수행할 작업
**A.** 제시문의 코드에서 def로 정의된 함수의 이름을 모두 나열하세요.
**B.** 제시문에서 "elif data[mid] <"라는 말이 들어간 곳부터 "체크해가며 내가 원하는 숫자를 찾는다."로 끝나는 곳까지를 한 글자도 바꾸지 말고 다시 적으세요.

제시문
• • • • •

아래의 순서로 작동하는 데코레이터이다.

1️⃣ 타임 포맷에 따라 다른 로거 인스턴스를 생성한다.
2️⃣ 그리고 시작 시간을 초기화한다.
3️⃣ 함수를 실행시킨다.
4️⃣ "Run Func __함수명__", 현재 시간에서 시작시간을 뺀 값, "time logged" 라는 메시지를 로깅한다.
5️⃣ 명시적으로 True 리턴

끝이다.
linear_search / binary_search로 테스트를 해보자.

def linear_search(target, data):
    i = 0
    while i < len(data):
        if data[i] == target:
            return i
        i += 1
    return "Fail"
    
def binary_search(target, data):
    start = 0
    end = len(data) - 1
    while start <= end:
        mid = (start + end) // 2

        if data[mid] == target:
            return mid  # 함수를 끝내버린다.
        elif data[mid] < target:
            start = mid + 1
        else:
            end = mid - 1
    return 'Fail'

우선 linear_search 함수와, binary_search 함수를 만들었다.

linear_search는 0부터 순서대로 인덱싱하여 내가 원하는 숫자를 찾는다.
binary_search는 가운데 값부터 검색값의 존재 유무를 체크해가며 내가 원하는 숫자를 찾는다.
👉 따라서 binary_search를 사용하려면 sorted_list를 활용해야한다.
----
알고리즘 관련 포스팅이 아니기 때문에 자세한 설명은 생략한다.

테스트 코드는 다음과 같다.

@perf_logger("datetime")
def test_fun():
    print(linear_search(999, [random.randrange(1000) for _ in range(10_000_000)]))

@perf_logger("datetime")
def test_fun2():
    print(binary_search(999, [i for i in range(10_000_000)]))

test_fun은 0부터 999까지의 숫자 10,000,000개가 랜덤하게 채워져있는 리스트이다.

수의 분포가 랜덤하기 때문에, 999가 있는지 없는지를 찾으려면 첫번째 값부터 10,000,000번째 값까지 순서대로 올라가며 찾을 수 밖에 없다.
->
999가 10,000,000번째 인덱스에 있다면 10,000,000번 검색해야한다.비효율적이다.

• • • • •

원본 자료

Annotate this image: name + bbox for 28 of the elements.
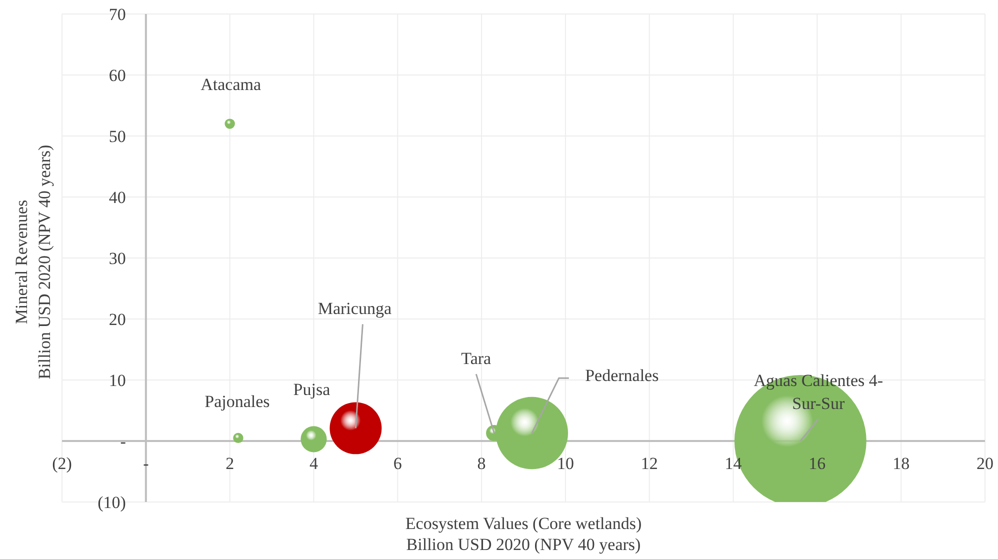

• • • • •

전체 풀이
**A.** linear_search, binary_search, test_fun, test_fun2

**B.**
elif data[mid] < target:
            start = mid + 1
        else:
            end = mid - 1
    return 'Fail'

우선 linear_search 함수와, binary_search 함수를 만들었다.

linear_search는 0부터 순서대로 인덱싱하여 내가 원하는 숫자를 찾는다.
binary_search는 가운데 값부터 검색값의 존재 유무를 체크해가며 내가 원하는 숫자를 찾는다.